— Recorded data —
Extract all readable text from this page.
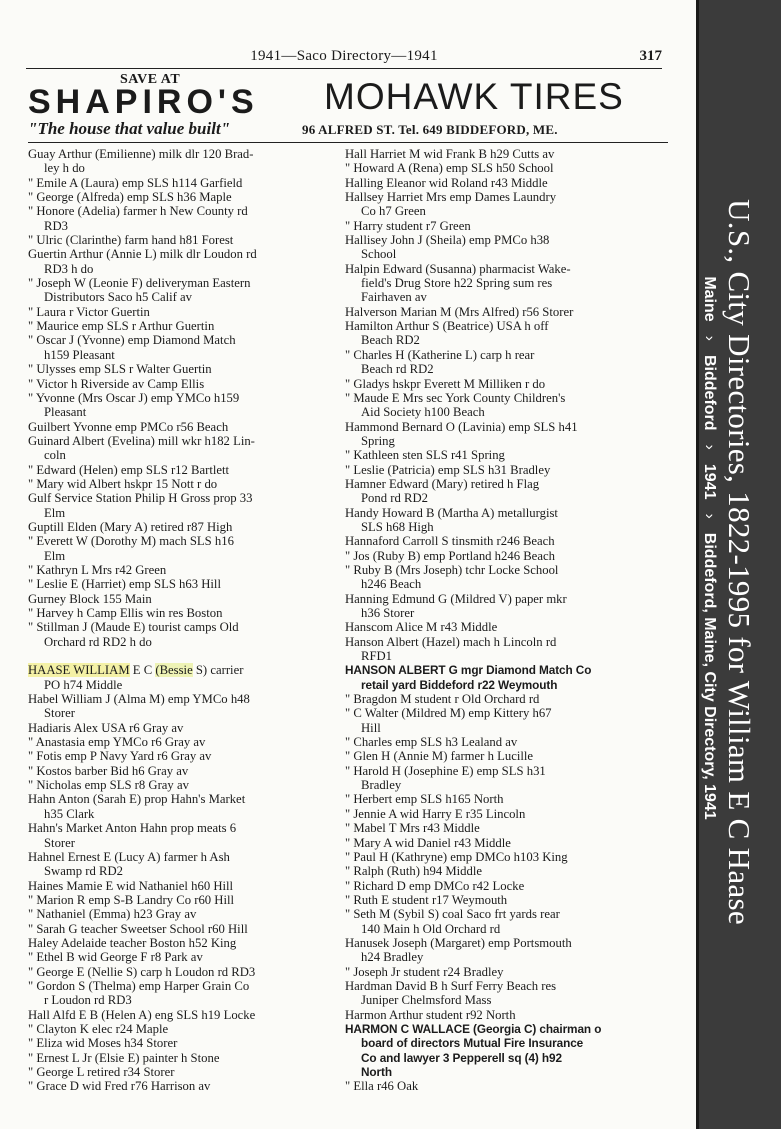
1941—Saco Directory—1941	317
SAVE AT
SHAPIRO'S MOHAWK TIRES
"The house that value built"	96 ALFRED ST. Tel. 649 BIDDEFORD, ME.
Guay Arthur (Emilienne) milk dlr 120 Brad-
ley h do
" Emile A (Laura) emp SLS h114 Garfield
" George (Alfreda) emp SLS h36 Maple
" Honore (Adelia) farmer h New County rd
RD3
" Ulric (Clarinthe) farm hand h81 Forest
Guertin Arthur (Annie L) milk dlr Loudon rd
RD3 h do
" Joseph W (Leonie F) deliveryman Eastern
Distributors Saco h5 Calif av
" Laura r Victor Guertin
" Maurice emp SLS r Arthur Guertin
" Oscar J (Yvonne) emp Diamond Match
h159 Pleasant
" Ulysses emp SLS r Walter Guertin
" Victor h Riverside av Camp Ellis
" Yvonne (Mrs Oscar J) emp YMCo h159
Pleasant
Guilbert Yvonne emp PMCo r56 Beach
Guinard Albert (Evelina) mill wkr h182 Lin-
coln
" Edward (Helen) emp SLS r12 Bartlett
" Mary wid Albert hskpr 15 Nott r do
Gulf Service Station Philip H Gross prop 33
Elm
Guptill Elden (Mary A) retired r87 High
" Everett W (Dorothy M) mach SLS h16
Elm
" Kathryn L Mrs r42 Green
" Leslie E (Harriet) emp SLS h63 Hill
Gurney Block 155 Main
" Harvey h Camp Ellis win res Boston
" Stillman J (Maude E) tourist camps Old
Orchard rd RD2 h do
HAASE WILLIAM E C (Bessie S) carrier
PO h74 Middle
Habel William J (Alma M) emp YMCo h48
Storer
Hadiaris Alex USA r6 Gray av
" Anastasia emp YMCo r6 Gray av
" Fotis emp P Navy Yard r6 Gray av
" Kostos barber Bid h6 Gray av
" Nicholas emp SLS r8 Gray av
Hahn Anton (Sarah E) prop Hahn's Market
h35 Clark
Hahn's Market Anton Hahn prop meats 6
Storer
Hahnel Ernest E (Lucy A) farmer h Ash
Swamp rd RD2
Haines Mamie E wid Nathaniel h60 Hill
" Marion R emp S-B Landry Co r60 Hill
" Nathaniel (Emma) h23 Gray av
" Sarah G teacher Sweetser School r60 Hill
Haley Adelaide teacher Boston h52 King
" Ethel B wid George F r8 Park av
" George E (Nellie S) carp h Loudon rd RD3
" Gordon S (Thelma) emp Harper Grain Co
r Loudon rd RD3
Hall Alfd E B (Helen A) eng SLS h19 Locke
" Clayton K elec r24 Maple
" Eliza wid Moses h34 Storer
" Ernest L Jr (Elsie E) painter h Stone
" George L retired r34 Storer
" Grace D wid Fred r76 Harrison av
Hall Harriet M wid Frank B h29 Cutts av
" Howard A (Rena) emp SLS h50 School
Halling Eleanor wid Roland r43 Middle
Hallsey Harriet Mrs emp Dames Laundry
Co h7 Green
" Harry student r7 Green
Hallisey John J (Sheila) emp PMCo h38
School
Halpin Edward (Susanna) pharmacist Wake-
field's Drug Store h22 Spring sum res
Fairhaven av
Halverson Marian M (Mrs Alfred) r56 Storer
Hamilton Arthur S (Beatrice) USA h off
Beach RD2
" Charles H (Katherine L) carp h rear
Beach rd RD2
" Gladys hskpr Everett M Milliken r do
" Maude E Mrs sec York County Children's
Aid Society h100 Beach
Hammond Bernard O (Lavinia) emp SLS h41
Spring
" Kathleen sten SLS r41 Spring
" Leslie (Patricia) emp SLS h31 Bradley
Hamner Edward (Mary) retired h Flag
Pond rd RD2
Handy Howard B (Martha A) metallurgist
SLS h68 High
Hannaford Carroll S tinsmith r246 Beach
" Jos (Ruby B) emp Portland h246 Beach
" Ruby B (Mrs Joseph) tchr Locke School
h246 Beach
Hanning Edmund G (Mildred V) paper mkr
h36 Storer
Hanscom Alice M r43 Middle
Hanson Albert (Hazel) mach h Lincoln rd
RFD1
HANSON ALBERT G mgr Diamond Match Co
retail yard Biddeford r22 Weymouth
" Bragdon M student r Old Orchard rd
" C Walter (Mildred M) emp Kittery h67
Hill
" Charles emp SLS h3 Lealand av
" Glen H (Annie M) farmer h Lucille
" Harold H (Josephine E) emp SLS h31
Bradley
" Herbert emp SLS h165 North
" Jennie A wid Harry E r35 Lincoln
" Mabel T Mrs r43 Middle
" Mary A wid Daniel r43 Middle
" Paul H (Kathryne) emp DMCo h103 King
" Ralph (Ruth) h94 Middle
" Richard D emp DMCo r42 Locke
" Ruth E student r17 Weymouth
" Seth M (Sybil S) coal Saco frt yards rear
140 Main h Old Orchard rd
Hanusek Joseph (Margaret) emp Portsmouth
h24 Bradley
" Joseph Jr student r24 Bradley
Hardman David B h Surf Ferry Beach res
Juniper Chelmsford Mass
Harmon Arthur student r92 North
HARMON C WALLACE (Georgia C) chairman o
board of directors Mutual Fire Insurance
Co and lawyer 3 Pepperell sq (4) h92
North
" Ella r46 Oak
U.S., City Directories, 1822-1995 for William E C Haase
Maine›Biddeford›1941›Biddeford, Maine, City Directory, 1941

— Given task —
Leave out the pictures and output every record above precisely as given.

— Solution below —
Extract all readable text from this page.
1941—Saco Directory—1941	317
SAVE AT
SHAPIRO'S MOHAWK TIRES
"The house that value built"	96 ALFRED ST. Tel. 649 BIDDEFORD, ME.
Guay Arthur (Emilienne) milk dlr 120 Brad-
ley h do
" Emile A (Laura) emp SLS h114 Garfield
" George (Alfreda) emp SLS h36 Maple
" Honore (Adelia) farmer h New County rd
RD3
" Ulric (Clarinthe) farm hand h81 Forest
Guertin Arthur (Annie L) milk dlr Loudon rd
RD3 h do
" Joseph W (Leonie F) deliveryman Eastern
Distributors Saco h5 Calif av
" Laura r Victor Guertin
" Maurice emp SLS r Arthur Guertin
" Oscar J (Yvonne) emp Diamond Match
h159 Pleasant
" Ulysses emp SLS r Walter Guertin
" Victor h Riverside av Camp Ellis
" Yvonne (Mrs Oscar J) emp YMCo h159
Pleasant
Guilbert Yvonne emp PMCo r56 Beach
Guinard Albert (Evelina) mill wkr h182 Lin-
coln
" Edward (Helen) emp SLS r12 Bartlett
" Mary wid Albert hskpr 15 Nott r do
Gulf Service Station Philip H Gross prop 33
Elm
Guptill Elden (Mary A) retired r87 High
" Everett W (Dorothy M) mach SLS h16
Elm
" Kathryn L Mrs r42 Green
" Leslie E (Harriet) emp SLS h63 Hill
Gurney Block 155 Main
" Harvey h Camp Ellis win res Boston
" Stillman J (Maude E) tourist camps Old
Orchard rd RD2 h do
HAASE WILLIAM E C (Bessie S) carrier
PO h74 Middle
Habel William J (Alma M) emp YMCo h48
Storer
Hadiaris Alex USA r6 Gray av
" Anastasia emp YMCo r6 Gray av
" Fotis emp P Navy Yard r6 Gray av
" Kostos barber Bid h6 Gray av
" Nicholas emp SLS r8 Gray av
Hahn Anton (Sarah E) prop Hahn's Market
h35 Clark
Hahn's Market Anton Hahn prop meats 6
Storer
Hahnel Ernest E (Lucy A) farmer h Ash
Swamp rd RD2
Haines Mamie E wid Nathaniel h60 Hill
" Marion R emp S-B Landry Co r60 Hill
" Nathaniel (Emma) h23 Gray av
" Sarah G teacher Sweetser School r60 Hill
Haley Adelaide teacher Boston h52 King
" Ethel B wid George F r8 Park av
" George E (Nellie S) carp h Loudon rd RD3
" Gordon S (Thelma) emp Harper Grain Co
r Loudon rd RD3
Hall Alfd E B (Helen A) eng SLS h19 Locke
" Clayton K elec r24 Maple
" Eliza wid Moses h34 Storer
" Ernest L Jr (Elsie E) painter h Stone
" George L retired r34 Storer
" Grace D wid Fred r76 Harrison av
Hall Harriet M wid Frank B h29 Cutts av
" Howard A (Rena) emp SLS h50 School
Halling Eleanor wid Roland r43 Middle
Hallsey Harriet Mrs emp Dames Laundry
Co h7 Green
" Harry student r7 Green
Hallisey John J (Sheila) emp PMCo h38
School
Halpin Edward (Susanna) pharmacist Wake-
field's Drug Store h22 Spring sum res
Fairhaven av
Halverson Marian M (Mrs Alfred) r56 Storer
Hamilton Arthur S (Beatrice) USA h off
Beach RD2
" Charles H (Katherine L) carp h rear
Beach rd RD2
" Gladys hskpr Everett M Milliken r do
" Maude E Mrs sec York County Children's
Aid Society h100 Beach
Hammond Bernard O (Lavinia) emp SLS h41
Spring
" Kathleen sten SLS r41 Spring
" Leslie (Patricia) emp SLS h31 Bradley
Hamner Edward (Mary) retired h Flag
Pond rd RD2
Handy Howard B (Martha A) metallurgist
SLS h68 High
Hannaford Carroll S tinsmith r246 Beach
" Jos (Ruby B) emp Portland h246 Beach
" Ruby B (Mrs Joseph) tchr Locke School
h246 Beach
Hanning Edmund G (Mildred V) paper mkr
h36 Storer
Hanscom Alice M r43 Middle
Hanson Albert (Hazel) mach h Lincoln rd
RFD1
HANSON ALBERT G mgr Diamond Match Co
retail yard Biddeford r22 Weymouth
" Bragdon M student r Old Orchard rd
" C Walter (Mildred M) emp Kittery h67
Hill
" Charles emp SLS h3 Lealand av
" Glen H (Annie M) farmer h Lucille
" Harold H (Josephine E) emp SLS h31
Bradley
" Herbert emp SLS h165 North
" Jennie A wid Harry E r35 Lincoln
" Mabel T Mrs r43 Middle
" Mary A wid Daniel r43 Middle
" Paul H (Kathryne) emp DMCo h103 King
" Ralph (Ruth) h94 Middle
" Richard D emp DMCo r42 Locke
" Ruth E student r17 Weymouth
" Seth M (Sybil S) coal Saco frt yards rear
140 Main h Old Orchard rd
Hanusek Joseph (Margaret) emp Portsmouth
h24 Bradley
" Joseph Jr student r24 Bradley
Hardman David B h Surf Ferry Beach res
Juniper Chelmsford Mass
Harmon Arthur student r92 North
HARMON C WALLACE (Georgia C) chairman o
board of directors Mutual Fire Insurance
Co and lawyer 3 Pepperell sq (4) h92
North
" Ella r46 Oak
U.S., City Directories, 1822-1995 for William E C Haase
Maine›Biddeford›1941›Biddeford, Maine, City Directory, 1941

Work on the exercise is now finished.